** REQUIRED WORK **
Below is a listing; copy all of it exactly.

Data extracted from a collection
########################################

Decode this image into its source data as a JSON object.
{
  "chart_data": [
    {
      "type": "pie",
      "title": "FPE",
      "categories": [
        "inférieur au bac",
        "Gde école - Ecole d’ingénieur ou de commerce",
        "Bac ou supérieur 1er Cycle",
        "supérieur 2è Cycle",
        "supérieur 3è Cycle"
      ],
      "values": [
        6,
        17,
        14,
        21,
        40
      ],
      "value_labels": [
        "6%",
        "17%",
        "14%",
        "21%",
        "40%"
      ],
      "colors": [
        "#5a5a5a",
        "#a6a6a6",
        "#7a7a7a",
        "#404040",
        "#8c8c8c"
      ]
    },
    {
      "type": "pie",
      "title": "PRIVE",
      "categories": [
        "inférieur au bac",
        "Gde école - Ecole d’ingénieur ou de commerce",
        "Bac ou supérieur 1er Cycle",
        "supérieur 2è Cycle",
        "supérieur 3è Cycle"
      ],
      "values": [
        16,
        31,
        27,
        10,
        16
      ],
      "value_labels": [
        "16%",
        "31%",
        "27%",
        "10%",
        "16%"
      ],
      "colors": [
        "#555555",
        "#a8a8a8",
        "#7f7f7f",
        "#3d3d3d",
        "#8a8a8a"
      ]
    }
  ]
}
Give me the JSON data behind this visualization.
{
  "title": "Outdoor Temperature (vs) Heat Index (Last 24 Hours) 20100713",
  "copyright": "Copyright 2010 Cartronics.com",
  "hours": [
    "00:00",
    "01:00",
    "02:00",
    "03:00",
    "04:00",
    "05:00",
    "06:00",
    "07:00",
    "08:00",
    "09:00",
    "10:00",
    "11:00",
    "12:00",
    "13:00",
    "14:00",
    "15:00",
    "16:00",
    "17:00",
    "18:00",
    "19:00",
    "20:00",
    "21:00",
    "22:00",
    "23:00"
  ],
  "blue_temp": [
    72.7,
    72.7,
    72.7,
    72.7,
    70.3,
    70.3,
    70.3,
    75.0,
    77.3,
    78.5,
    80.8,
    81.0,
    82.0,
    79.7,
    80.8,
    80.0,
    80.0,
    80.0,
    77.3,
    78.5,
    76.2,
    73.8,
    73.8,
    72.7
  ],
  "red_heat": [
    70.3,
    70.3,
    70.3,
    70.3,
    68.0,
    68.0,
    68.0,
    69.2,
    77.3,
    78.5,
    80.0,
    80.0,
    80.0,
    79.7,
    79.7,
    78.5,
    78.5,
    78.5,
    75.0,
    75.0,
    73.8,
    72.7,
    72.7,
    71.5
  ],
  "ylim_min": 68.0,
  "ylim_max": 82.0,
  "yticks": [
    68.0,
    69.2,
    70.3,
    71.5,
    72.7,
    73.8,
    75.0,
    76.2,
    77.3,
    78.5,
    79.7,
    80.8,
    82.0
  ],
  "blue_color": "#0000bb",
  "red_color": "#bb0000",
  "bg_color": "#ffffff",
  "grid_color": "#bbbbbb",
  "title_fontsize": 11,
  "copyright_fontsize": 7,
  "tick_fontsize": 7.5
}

########################################

** TASK RESPONSE **
Decode this image into its source data as a JSON object.
{
  "chart_data": [
    {
      "type": "pie",
      "title": "FPE",
      "categories": [
        "inférieur au bac",
        "Gde école - Ecole d’ingénieur ou de commerce",
        "Bac ou supérieur 1er Cycle",
        "supérieur 2è Cycle",
        "supérieur 3è Cycle"
      ],
      "values": [
        6,
        17,
        14,
        21,
        40
      ],
      "value_labels": [
        "6%",
        "17%",
        "14%",
        "21%",
        "40%"
      ],
      "colors": [
        "#5a5a5a",
        "#a6a6a6",
        "#7a7a7a",
        "#404040",
        "#8c8c8c"
      ]
    },
    {
      "type": "pie",
      "title": "PRIVE",
      "categories": [
        "inférieur au bac",
        "Gde école - Ecole d’ingénieur ou de commerce",
        "Bac ou supérieur 1er Cycle",
        "supérieur 2è Cycle",
        "supérieur 3è Cycle"
      ],
      "values": [
        16,
        31,
        27,
        10,
        16
      ],
      "value_labels": [
        "16%",
        "31%",
        "27%",
        "10%",
        "16%"
      ],
      "colors": [
        "#555555",
        "#a8a8a8",
        "#7f7f7f",
        "#3d3d3d",
        "#8a8a8a"
      ]
    }
  ]
}
Give me the JSON data behind this visualization.
{
  "title": "Outdoor Temperature (vs) Heat Index (Last 24 Hours) 20100713",
  "copyright": "Copyright 2010 Cartronics.com",
  "hours": [
    "00:00",
    "01:00",
    "02:00",
    "03:00",
    "04:00",
    "05:00",
    "06:00",
    "07:00",
    "08:00",
    "09:00",
    "10:00",
    "11:00",
    "12:00",
    "13:00",
    "14:00",
    "15:00",
    "16:00",
    "17:00",
    "18:00",
    "19:00",
    "20:00",
    "21:00",
    "22:00",
    "23:00"
  ],
  "blue_temp": [
    72.7,
    72.7,
    72.7,
    72.7,
    70.3,
    70.3,
    70.3,
    75.0,
    77.3,
    78.5,
    80.8,
    81.0,
    82.0,
    79.7,
    80.8,
    80.0,
    80.0,
    80.0,
    77.3,
    78.5,
    76.2,
    73.8,
    73.8,
    72.7
  ],
  "red_heat": [
    70.3,
    70.3,
    70.3,
    70.3,
    68.0,
    68.0,
    68.0,
    69.2,
    77.3,
    78.5,
    80.0,
    80.0,
    80.0,
    79.7,
    79.7,
    78.5,
    78.5,
    78.5,
    75.0,
    75.0,
    73.8,
    72.7,
    72.7,
    71.5
  ],
  "ylim_min": 68.0,
  "ylim_max": 82.0,
  "yticks": [
    68.0,
    69.2,
    70.3,
    71.5,
    72.7,
    73.8,
    75.0,
    76.2,
    77.3,
    78.5,
    79.7,
    80.8,
    82.0
  ],
  "blue_color": "#0000bb",
  "red_color": "#bb0000",
  "bg_color": "#ffffff",
  "grid_color": "#bbbbbb",
  "title_fontsize": 11,
  "copyright_fontsize": 7,
  "tick_fontsize": 7.5
}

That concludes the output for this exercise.